Task instructions: Where a line holds the word "dina", copy that line.

(Recorded data)
________________________________________

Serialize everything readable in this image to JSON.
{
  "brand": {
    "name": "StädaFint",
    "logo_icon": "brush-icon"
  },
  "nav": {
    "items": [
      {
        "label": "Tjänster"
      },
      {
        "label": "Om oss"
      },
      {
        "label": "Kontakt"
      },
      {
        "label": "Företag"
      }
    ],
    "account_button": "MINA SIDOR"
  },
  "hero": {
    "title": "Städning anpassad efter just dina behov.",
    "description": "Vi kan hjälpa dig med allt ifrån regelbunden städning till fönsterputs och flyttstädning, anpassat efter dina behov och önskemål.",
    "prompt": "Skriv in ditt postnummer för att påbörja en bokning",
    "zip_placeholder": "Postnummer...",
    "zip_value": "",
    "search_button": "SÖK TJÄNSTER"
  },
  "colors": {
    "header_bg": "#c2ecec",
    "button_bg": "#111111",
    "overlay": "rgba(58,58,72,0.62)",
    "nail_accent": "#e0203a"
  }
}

________________________________________

Output below:
    "title": "Städning anpassad efter just dina behov.",
    "description": "Vi kan hjälpa dig med allt ifrån regelbunden städning till fönsterputs och flyttstädning, anpassat efter dina behov och önskemål.",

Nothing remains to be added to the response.